_Records shown_:
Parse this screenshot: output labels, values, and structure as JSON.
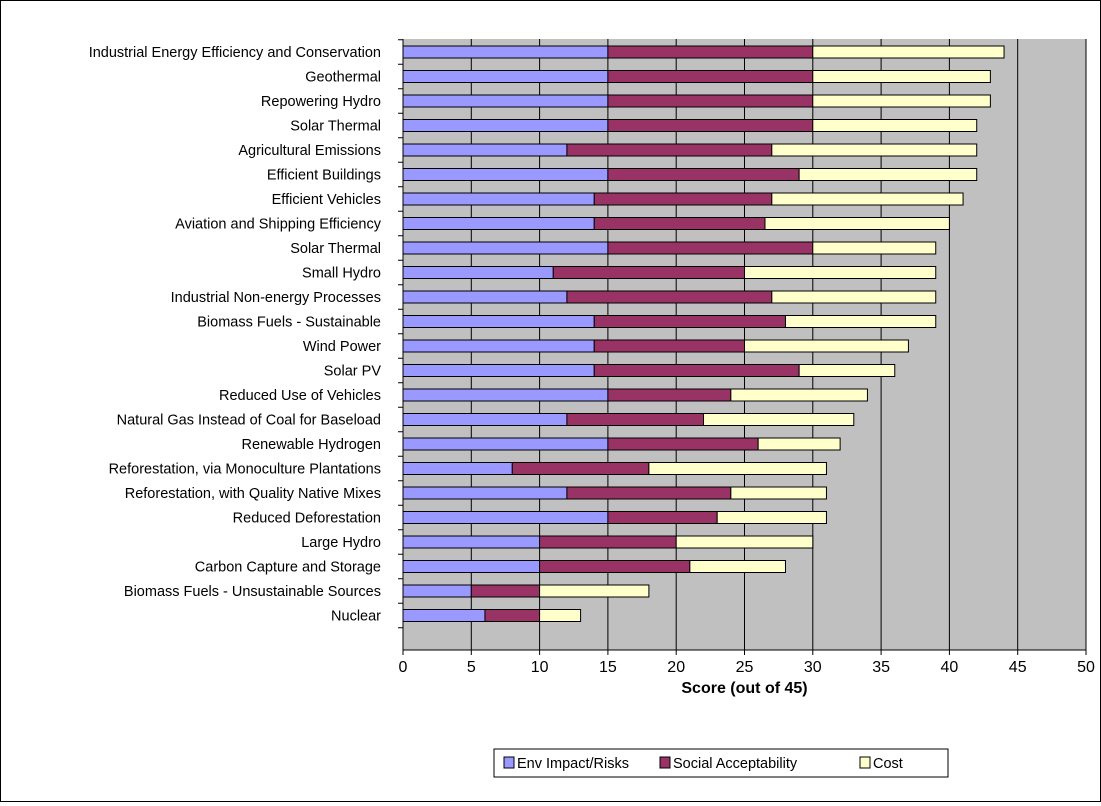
{
  "chart_data": {
    "type": "bar",
    "orientation": "horizontal",
    "stacked": true,
    "title": "",
    "xlabel": "Score (out of 45)",
    "ylabel": "",
    "xlim": [
      0,
      50
    ],
    "x_ticks": [
      0,
      5,
      10,
      15,
      20,
      25,
      30,
      35,
      40,
      45,
      50
    ],
    "grid": "vertical",
    "legend_position": "bottom",
    "categories": [
      "Industrial Energy Efficiency and Conservation",
      "Geothermal",
      "Repowering Hydro",
      "Solar Thermal",
      "Agricultural Emissions",
      "Efficient Buildings",
      "Efficient Vehicles",
      "Aviation and Shipping Efficiency",
      "Solar Thermal",
      "Small Hydro",
      "Industrial Non-energy Processes",
      "Biomass Fuels - Sustainable",
      "Wind Power",
      "Solar PV",
      "Reduced Use of Vehicles",
      "Natural Gas Instead of Coal for Baseload",
      "Renewable Hydrogen",
      "Reforestation, via Monoculture Plantations",
      "Reforestation, with Quality Native Mixes",
      "Reduced Deforestation",
      "Large Hydro",
      "Carbon Capture and Storage",
      "Biomass Fuels - Unsustainable Sources",
      "Nuclear"
    ],
    "series": [
      {
        "name": "Env Impact/Risks",
        "color": "#9999ff",
        "values": [
          15,
          15,
          15,
          15,
          12,
          15,
          14,
          14,
          15,
          11,
          12,
          14,
          14,
          14,
          15,
          12,
          15,
          8,
          12,
          15,
          10,
          10,
          5,
          6
        ]
      },
      {
        "name": "Social Acceptability",
        "color": "#993366",
        "values": [
          15,
          15,
          15,
          15,
          15,
          14,
          13,
          12.5,
          15,
          14,
          15,
          14,
          11,
          15,
          9,
          10,
          11,
          10,
          12,
          8,
          10,
          11,
          5,
          4
        ]
      },
      {
        "name": "Cost",
        "color": "#ffffcc",
        "values": [
          14,
          13,
          13,
          12,
          15,
          13,
          14,
          13.5,
          9,
          14,
          12,
          11,
          12,
          7,
          10,
          11,
          6,
          13,
          7,
          8,
          10,
          7,
          8,
          3
        ]
      }
    ]
  }
}
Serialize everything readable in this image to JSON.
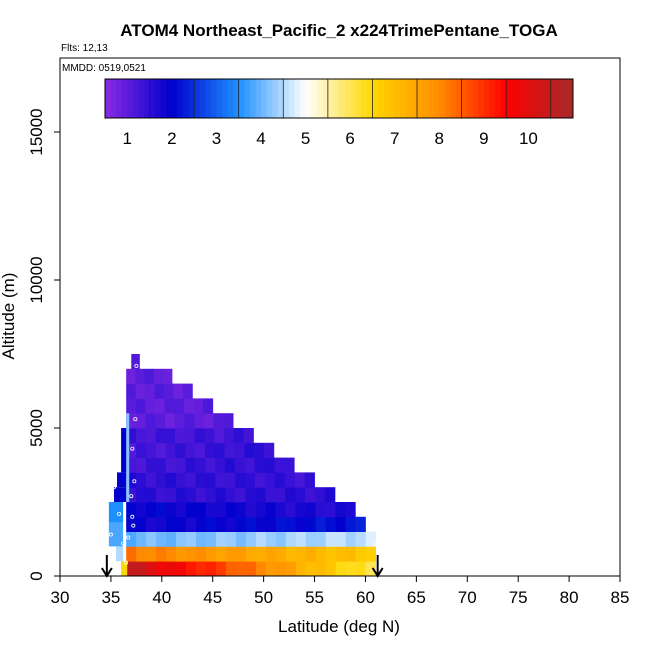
{
  "chart_data": {
    "type": "heatmap",
    "title": "ATOM4 Northeast_Pacific_2 x224TrimePentane_TOGA",
    "flights_text": "Flts: 12,13",
    "dates_text": "MMDD: 0519,0521",
    "xlabel": "Latitude (deg N)",
    "ylabel": "Altitude (m)",
    "xlim": [
      30,
      85
    ],
    "ylim": [
      0,
      17500
    ],
    "xticks": [
      30,
      35,
      40,
      45,
      50,
      55,
      60,
      65,
      70,
      75,
      80,
      85
    ],
    "yticks": [
      0,
      5000,
      10000,
      15000
    ],
    "grid": false,
    "colorbar": {
      "min": 0.5,
      "max": 11,
      "ticks": [
        1,
        2,
        3,
        4,
        5,
        6,
        7,
        8,
        9,
        10
      ],
      "colors": [
        "#8a2be2",
        "#0000cd",
        "#1e90ff",
        "#ffffff",
        "#ffd700",
        "#ff8c00",
        "#ff0000",
        "#a52a2a"
      ]
    },
    "layers": [
      {
        "y0": 0,
        "y1": 500,
        "x0": 36.5,
        "x1": 61,
        "start": 10.5,
        "end": 6.0
      },
      {
        "y0": 500,
        "y1": 1000,
        "x0": 36.5,
        "x1": 61,
        "start": 8.2,
        "end": 6.8
      },
      {
        "y0": 1000,
        "y1": 1500,
        "x0": 36.5,
        "x1": 61,
        "start": 4.0,
        "end": 4.6
      },
      {
        "y0": 1500,
        "y1": 2000,
        "x0": 36.5,
        "x1": 60,
        "start": 1.8,
        "end": 2.2
      },
      {
        "y0": 2000,
        "y1": 2500,
        "x0": 36.5,
        "x1": 59,
        "start": 2.0,
        "end": 1.6
      },
      {
        "y0": 2500,
        "y1": 3000,
        "x0": 36.5,
        "x1": 57,
        "start": 1.5,
        "end": 1.5
      },
      {
        "y0": 3000,
        "y1": 3500,
        "x0": 36.5,
        "x1": 55,
        "start": 1.5,
        "end": 1.4
      },
      {
        "y0": 3500,
        "y1": 4000,
        "x0": 36.5,
        "x1": 53,
        "start": 1.3,
        "end": 1.5
      },
      {
        "y0": 4000,
        "y1": 4500,
        "x0": 36.5,
        "x1": 51,
        "start": 1.2,
        "end": 1.5
      },
      {
        "y0": 4500,
        "y1": 5000,
        "x0": 36.5,
        "x1": 49,
        "start": 1.3,
        "end": 1.3
      },
      {
        "y0": 5000,
        "y1": 5500,
        "x0": 36.5,
        "x1": 47,
        "start": 1.0,
        "end": 1.0
      },
      {
        "y0": 5500,
        "y1": 6000,
        "x0": 36.5,
        "x1": 45,
        "start": 1.0,
        "end": 1.0
      },
      {
        "y0": 6000,
        "y1": 6500,
        "x0": 36.5,
        "x1": 43,
        "start": 1.0,
        "end": 1.0
      },
      {
        "y0": 6500,
        "y1": 7000,
        "x0": 36.5,
        "x1": 41,
        "start": 1.0,
        "end": 1.0
      },
      {
        "y0": 7000,
        "y1": 7500,
        "x0": 37.0,
        "x1": 37.8,
        "start": 1.0,
        "end": 1.0
      }
    ],
    "side_cells": [
      {
        "x0": 36.0,
        "x1": 36.6,
        "y0": 0,
        "y1": 500,
        "v": 6.5
      },
      {
        "x0": 35.5,
        "x1": 36.2,
        "y0": 500,
        "y1": 1000,
        "v": 4.5
      },
      {
        "x0": 34.8,
        "x1": 36.2,
        "y0": 1000,
        "y1": 1800,
        "v": 3.8
      },
      {
        "x0": 34.8,
        "x1": 36.2,
        "y0": 1800,
        "y1": 2500,
        "v": 3.5
      },
      {
        "x0": 35.3,
        "x1": 36.5,
        "y0": 2500,
        "y1": 3000,
        "v": 2.0
      },
      {
        "x0": 35.6,
        "x1": 36.5,
        "y0": 3000,
        "y1": 3500,
        "v": 2.0
      },
      {
        "x0": 36.0,
        "x1": 36.6,
        "y0": 3500,
        "y1": 5000,
        "v": 2.0
      },
      {
        "x0": 36.5,
        "x1": 36.8,
        "y0": 2500,
        "y1": 5500,
        "v": 4.2
      }
    ],
    "sample_points": [
      {
        "lat": 36.7,
        "alt": 1300
      },
      {
        "lat": 37.2,
        "alt": 1700
      },
      {
        "lat": 37.1,
        "alt": 2000
      },
      {
        "lat": 37.0,
        "alt": 2700
      },
      {
        "lat": 37.3,
        "alt": 3200
      },
      {
        "lat": 37.1,
        "alt": 4300
      },
      {
        "lat": 37.4,
        "alt": 5300
      },
      {
        "lat": 37.5,
        "alt": 7100
      },
      {
        "lat": 35.3,
        "alt": 3000
      },
      {
        "lat": 35.8,
        "alt": 2100
      },
      {
        "lat": 35.0,
        "alt": 1400
      },
      {
        "lat": 36.2,
        "alt": 1100
      },
      {
        "lat": 36.5,
        "alt": 450
      },
      {
        "lat": 61.0,
        "alt": 1100
      }
    ],
    "arrows": [
      34.6,
      61.2
    ]
  }
}
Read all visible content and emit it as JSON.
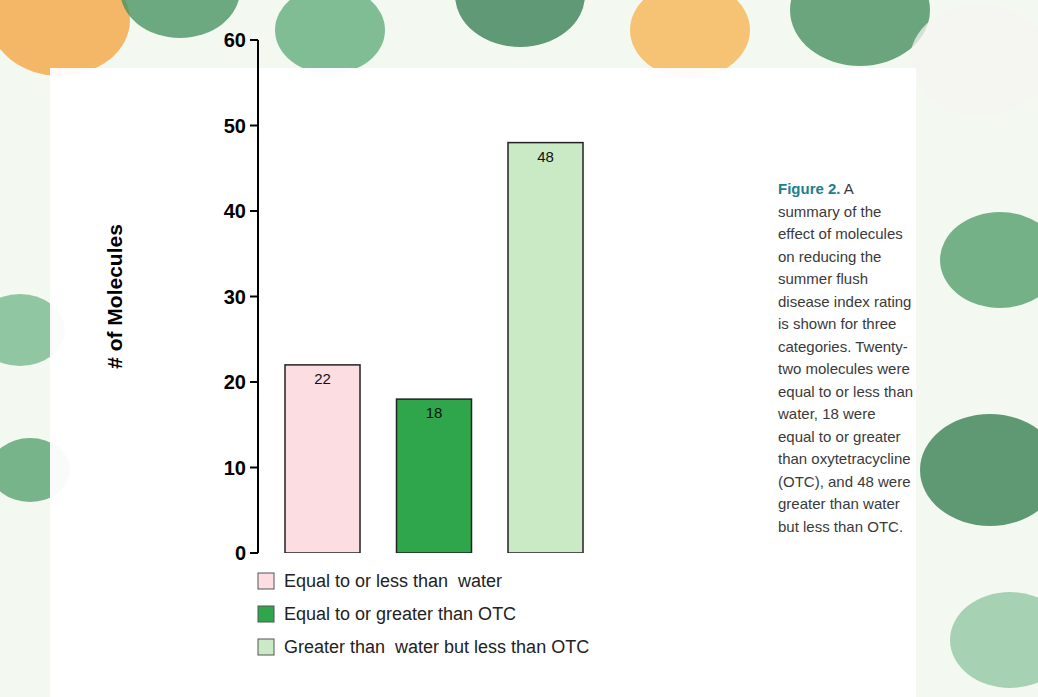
{
  "chart_data": {
    "type": "bar",
    "y_label": "# of Molecules",
    "categories": [
      null
    ],
    "series": [
      {
        "name": "Equal to or less than  water",
        "color": "#fbdde2",
        "values": [
          22
        ]
      },
      {
        "name": "Equal to or greater than OTC",
        "color": "#2fa64b",
        "values": [
          18
        ]
      },
      {
        "name": "Greater than  water but less than OTC",
        "color": "#c9eac5",
        "values": [
          48
        ]
      }
    ],
    "ylim": [
      0,
      60
    ],
    "yticks": [
      0,
      10,
      20,
      30,
      40,
      50,
      60
    ],
    "grid": false,
    "legend": "bottom",
    "data_labels": true,
    "annotations": [
      "Figure 2.",
      "A summary of the effect of molecules on reducing the summer flush disease index rating is shown for three categories. Twenty-two molecules were equal to or less than water, 18 were equal to or greater than oxytetracycline (OTC), and 48 were greater than water but less than OTC."
    ]
  }
}
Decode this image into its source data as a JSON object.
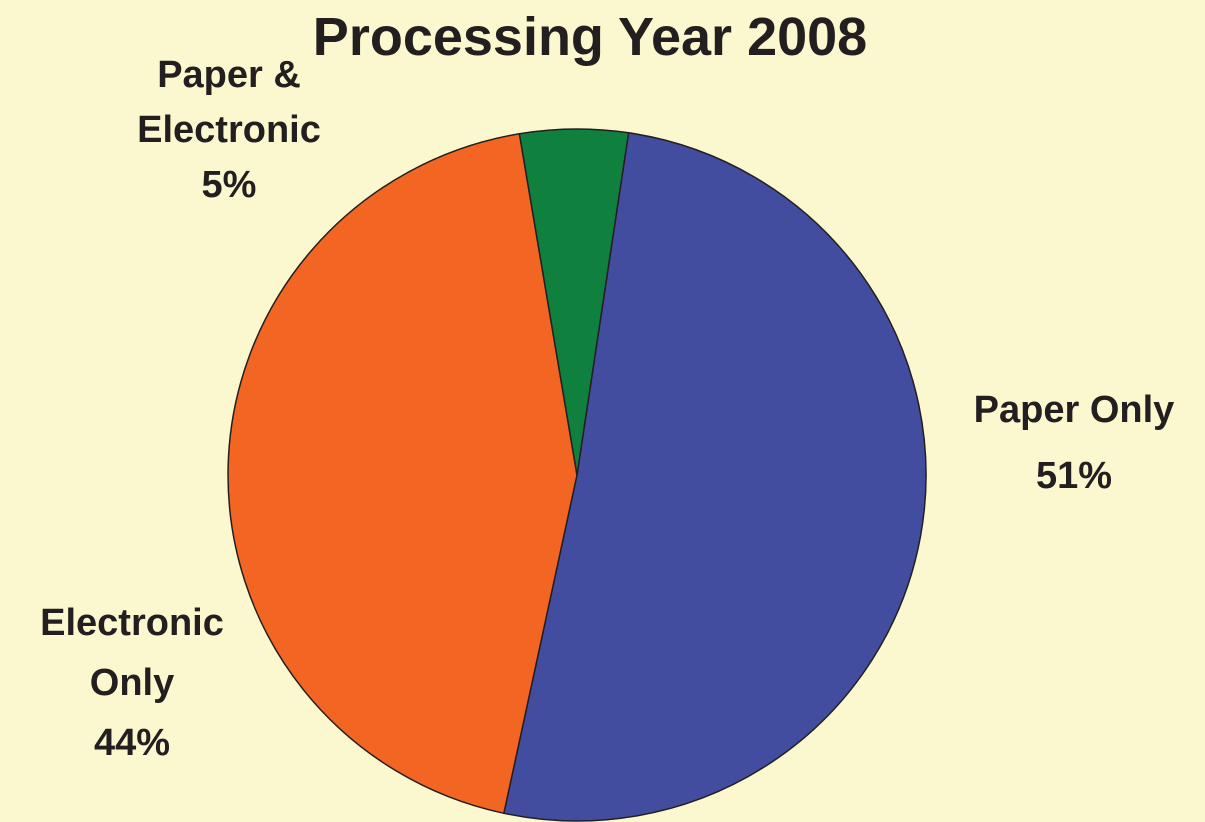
{
  "chart_data": {
    "type": "pie",
    "title": "Processing Year 2008",
    "slices": [
      {
        "name": "Paper Only",
        "value": 51,
        "color": "#434da0",
        "label_lines": [
          "Paper Only",
          "51%"
        ]
      },
      {
        "name": "Electronic Only",
        "value": 44,
        "color": "#f26522",
        "label_lines": [
          "Electronic",
          "Only",
          "44%"
        ]
      },
      {
        "name": "Paper & Electronic",
        "value": 5,
        "color": "#10803f",
        "label_lines": [
          "Paper &",
          "Electronic",
          "5%"
        ]
      }
    ],
    "background_color": "#fbf8cf"
  }
}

_Instruction_:
Leave out each picture and extract the lines from the one containing "Decode this image" through the end of the records above, inclusive, exactly as they stand.

_In response_:
Decode this image into its source data as a JSON object.
{
  "chart_data": {
    "type": "pie",
    "title": "Processing Year 2008",
    "slices": [
      {
        "name": "Paper Only",
        "value": 51,
        "color": "#434da0",
        "label_lines": [
          "Paper Only",
          "51%"
        ]
      },
      {
        "name": "Electronic Only",
        "value": 44,
        "color": "#f26522",
        "label_lines": [
          "Electronic",
          "Only",
          "44%"
        ]
      },
      {
        "name": "Paper & Electronic",
        "value": 5,
        "color": "#10803f",
        "label_lines": [
          "Paper &",
          "Electronic",
          "5%"
        ]
      }
    ],
    "background_color": "#fbf8cf"
  }
}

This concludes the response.